## Goal of the exercise:
Copy every line in which the string "https" occurs.

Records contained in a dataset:
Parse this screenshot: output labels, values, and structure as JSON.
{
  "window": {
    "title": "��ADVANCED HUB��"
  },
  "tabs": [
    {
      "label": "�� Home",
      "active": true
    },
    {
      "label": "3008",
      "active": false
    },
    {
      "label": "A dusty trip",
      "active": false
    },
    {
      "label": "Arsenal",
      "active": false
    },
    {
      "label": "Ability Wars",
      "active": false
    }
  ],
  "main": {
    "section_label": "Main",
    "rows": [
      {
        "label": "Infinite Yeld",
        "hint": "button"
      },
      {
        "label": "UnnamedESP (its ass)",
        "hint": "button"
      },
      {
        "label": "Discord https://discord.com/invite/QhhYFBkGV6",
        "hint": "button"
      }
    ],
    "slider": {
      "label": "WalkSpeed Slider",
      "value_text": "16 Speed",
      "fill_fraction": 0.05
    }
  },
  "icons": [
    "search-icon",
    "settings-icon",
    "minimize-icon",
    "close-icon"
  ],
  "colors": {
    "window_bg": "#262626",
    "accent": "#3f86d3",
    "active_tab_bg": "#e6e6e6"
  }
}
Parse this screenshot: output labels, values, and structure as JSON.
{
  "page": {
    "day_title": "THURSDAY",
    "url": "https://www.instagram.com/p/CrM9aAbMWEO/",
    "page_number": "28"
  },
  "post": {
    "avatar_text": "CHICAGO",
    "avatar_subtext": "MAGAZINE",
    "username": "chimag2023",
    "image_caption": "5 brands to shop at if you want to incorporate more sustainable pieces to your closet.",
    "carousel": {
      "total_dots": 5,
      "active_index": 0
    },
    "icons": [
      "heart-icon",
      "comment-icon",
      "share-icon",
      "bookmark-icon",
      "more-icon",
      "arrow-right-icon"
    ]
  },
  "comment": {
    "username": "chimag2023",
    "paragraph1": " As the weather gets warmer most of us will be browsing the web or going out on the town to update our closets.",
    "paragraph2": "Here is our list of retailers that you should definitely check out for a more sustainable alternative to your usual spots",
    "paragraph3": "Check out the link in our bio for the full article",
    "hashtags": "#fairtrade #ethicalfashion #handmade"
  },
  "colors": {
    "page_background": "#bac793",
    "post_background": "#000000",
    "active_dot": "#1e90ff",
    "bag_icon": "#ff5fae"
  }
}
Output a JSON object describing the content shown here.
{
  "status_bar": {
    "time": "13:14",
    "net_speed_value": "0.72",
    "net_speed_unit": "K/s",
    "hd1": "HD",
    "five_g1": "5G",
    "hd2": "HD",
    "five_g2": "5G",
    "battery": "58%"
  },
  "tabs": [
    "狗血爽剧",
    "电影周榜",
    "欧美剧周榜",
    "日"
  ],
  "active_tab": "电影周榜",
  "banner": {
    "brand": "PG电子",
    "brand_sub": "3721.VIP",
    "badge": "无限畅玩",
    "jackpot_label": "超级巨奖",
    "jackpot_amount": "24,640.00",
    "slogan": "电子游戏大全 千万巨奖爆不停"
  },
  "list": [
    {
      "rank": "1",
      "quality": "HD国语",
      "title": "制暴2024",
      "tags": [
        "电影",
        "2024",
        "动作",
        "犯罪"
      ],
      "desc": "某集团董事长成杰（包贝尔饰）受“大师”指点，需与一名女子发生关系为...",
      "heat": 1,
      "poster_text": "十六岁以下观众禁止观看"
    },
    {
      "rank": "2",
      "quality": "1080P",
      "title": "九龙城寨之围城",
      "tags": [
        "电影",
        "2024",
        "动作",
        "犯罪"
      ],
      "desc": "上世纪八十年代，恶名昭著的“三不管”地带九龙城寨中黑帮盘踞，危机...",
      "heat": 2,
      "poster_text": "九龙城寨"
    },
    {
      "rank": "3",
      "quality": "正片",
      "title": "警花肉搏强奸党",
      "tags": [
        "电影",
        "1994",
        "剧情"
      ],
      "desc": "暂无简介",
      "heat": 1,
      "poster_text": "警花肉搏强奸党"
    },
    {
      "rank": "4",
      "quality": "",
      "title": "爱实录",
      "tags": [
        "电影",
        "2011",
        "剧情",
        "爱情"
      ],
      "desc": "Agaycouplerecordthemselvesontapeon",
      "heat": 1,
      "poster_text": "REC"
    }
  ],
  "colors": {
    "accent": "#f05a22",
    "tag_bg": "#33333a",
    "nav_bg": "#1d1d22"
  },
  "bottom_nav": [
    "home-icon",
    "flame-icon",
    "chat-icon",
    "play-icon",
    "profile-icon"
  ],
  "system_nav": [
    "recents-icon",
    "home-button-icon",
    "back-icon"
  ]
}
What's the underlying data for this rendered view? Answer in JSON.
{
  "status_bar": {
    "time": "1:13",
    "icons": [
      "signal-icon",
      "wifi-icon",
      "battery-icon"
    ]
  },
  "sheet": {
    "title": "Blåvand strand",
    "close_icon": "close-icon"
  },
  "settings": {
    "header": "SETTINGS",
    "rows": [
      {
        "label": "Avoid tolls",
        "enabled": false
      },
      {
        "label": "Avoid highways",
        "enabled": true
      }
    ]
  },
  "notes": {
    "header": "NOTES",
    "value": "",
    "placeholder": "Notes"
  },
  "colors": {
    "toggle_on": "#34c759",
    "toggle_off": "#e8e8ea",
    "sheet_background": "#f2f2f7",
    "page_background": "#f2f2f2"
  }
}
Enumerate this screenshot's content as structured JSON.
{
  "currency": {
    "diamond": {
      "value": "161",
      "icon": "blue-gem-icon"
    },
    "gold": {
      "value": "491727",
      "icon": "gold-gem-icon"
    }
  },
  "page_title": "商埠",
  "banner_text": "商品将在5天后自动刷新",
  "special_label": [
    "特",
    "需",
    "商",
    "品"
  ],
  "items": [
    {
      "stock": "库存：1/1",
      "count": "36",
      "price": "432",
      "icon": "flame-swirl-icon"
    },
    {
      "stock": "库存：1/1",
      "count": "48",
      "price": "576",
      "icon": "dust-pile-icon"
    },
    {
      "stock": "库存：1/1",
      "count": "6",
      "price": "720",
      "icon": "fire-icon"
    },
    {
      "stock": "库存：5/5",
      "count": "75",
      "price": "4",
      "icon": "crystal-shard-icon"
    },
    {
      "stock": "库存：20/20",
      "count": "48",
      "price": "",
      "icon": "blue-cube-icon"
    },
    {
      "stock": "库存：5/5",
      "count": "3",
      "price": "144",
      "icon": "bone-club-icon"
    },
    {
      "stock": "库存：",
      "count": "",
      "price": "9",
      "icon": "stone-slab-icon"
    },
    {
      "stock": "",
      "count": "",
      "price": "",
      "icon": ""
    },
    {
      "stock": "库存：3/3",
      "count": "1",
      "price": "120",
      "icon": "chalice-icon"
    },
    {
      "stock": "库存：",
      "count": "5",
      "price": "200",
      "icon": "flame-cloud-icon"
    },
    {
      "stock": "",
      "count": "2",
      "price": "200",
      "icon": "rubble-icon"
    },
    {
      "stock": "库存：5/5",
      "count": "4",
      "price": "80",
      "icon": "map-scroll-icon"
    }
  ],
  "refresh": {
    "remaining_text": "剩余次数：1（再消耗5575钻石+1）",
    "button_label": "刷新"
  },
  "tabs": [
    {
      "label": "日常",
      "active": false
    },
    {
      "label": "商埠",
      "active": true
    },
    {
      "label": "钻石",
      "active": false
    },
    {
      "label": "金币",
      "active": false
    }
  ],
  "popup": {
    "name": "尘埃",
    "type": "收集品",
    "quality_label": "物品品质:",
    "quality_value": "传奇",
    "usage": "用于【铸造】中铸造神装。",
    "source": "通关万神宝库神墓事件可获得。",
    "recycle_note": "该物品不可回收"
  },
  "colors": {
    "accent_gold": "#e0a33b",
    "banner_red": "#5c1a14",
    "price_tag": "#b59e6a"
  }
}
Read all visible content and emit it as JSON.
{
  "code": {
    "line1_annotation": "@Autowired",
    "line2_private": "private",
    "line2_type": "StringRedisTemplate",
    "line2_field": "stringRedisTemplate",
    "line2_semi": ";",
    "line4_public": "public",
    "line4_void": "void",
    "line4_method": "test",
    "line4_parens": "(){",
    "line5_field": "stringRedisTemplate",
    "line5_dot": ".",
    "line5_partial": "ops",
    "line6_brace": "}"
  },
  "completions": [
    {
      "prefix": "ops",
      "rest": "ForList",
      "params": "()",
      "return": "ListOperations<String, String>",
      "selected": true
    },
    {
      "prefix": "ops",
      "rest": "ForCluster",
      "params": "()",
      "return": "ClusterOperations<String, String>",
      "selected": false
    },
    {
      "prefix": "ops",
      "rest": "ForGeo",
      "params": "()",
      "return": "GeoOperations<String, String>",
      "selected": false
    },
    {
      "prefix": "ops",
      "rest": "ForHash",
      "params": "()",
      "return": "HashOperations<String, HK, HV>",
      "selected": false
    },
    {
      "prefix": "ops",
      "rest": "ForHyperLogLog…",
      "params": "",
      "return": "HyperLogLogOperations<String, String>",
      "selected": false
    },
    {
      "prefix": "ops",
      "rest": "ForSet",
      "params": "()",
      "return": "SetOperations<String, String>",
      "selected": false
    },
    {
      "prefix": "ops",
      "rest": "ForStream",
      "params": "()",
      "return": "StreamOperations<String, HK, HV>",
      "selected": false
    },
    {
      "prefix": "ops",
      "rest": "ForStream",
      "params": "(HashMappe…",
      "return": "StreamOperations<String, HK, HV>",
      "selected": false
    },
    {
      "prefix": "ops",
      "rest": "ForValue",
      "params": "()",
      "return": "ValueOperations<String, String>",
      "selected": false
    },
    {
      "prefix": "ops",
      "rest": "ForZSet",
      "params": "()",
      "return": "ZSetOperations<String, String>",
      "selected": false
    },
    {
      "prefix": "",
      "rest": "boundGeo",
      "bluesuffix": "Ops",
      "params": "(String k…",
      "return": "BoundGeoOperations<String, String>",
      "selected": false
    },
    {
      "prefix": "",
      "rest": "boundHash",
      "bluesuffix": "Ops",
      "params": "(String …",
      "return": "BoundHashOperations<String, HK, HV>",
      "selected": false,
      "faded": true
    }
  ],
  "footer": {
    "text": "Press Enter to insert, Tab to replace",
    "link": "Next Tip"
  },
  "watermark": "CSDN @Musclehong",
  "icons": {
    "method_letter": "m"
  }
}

## Answer to the task:
        "label": "Discord https://discord.com/invite/QhhYFBkGV6",
    "url": "https://www.instagram.com/p/CrM9aAbMWEO/",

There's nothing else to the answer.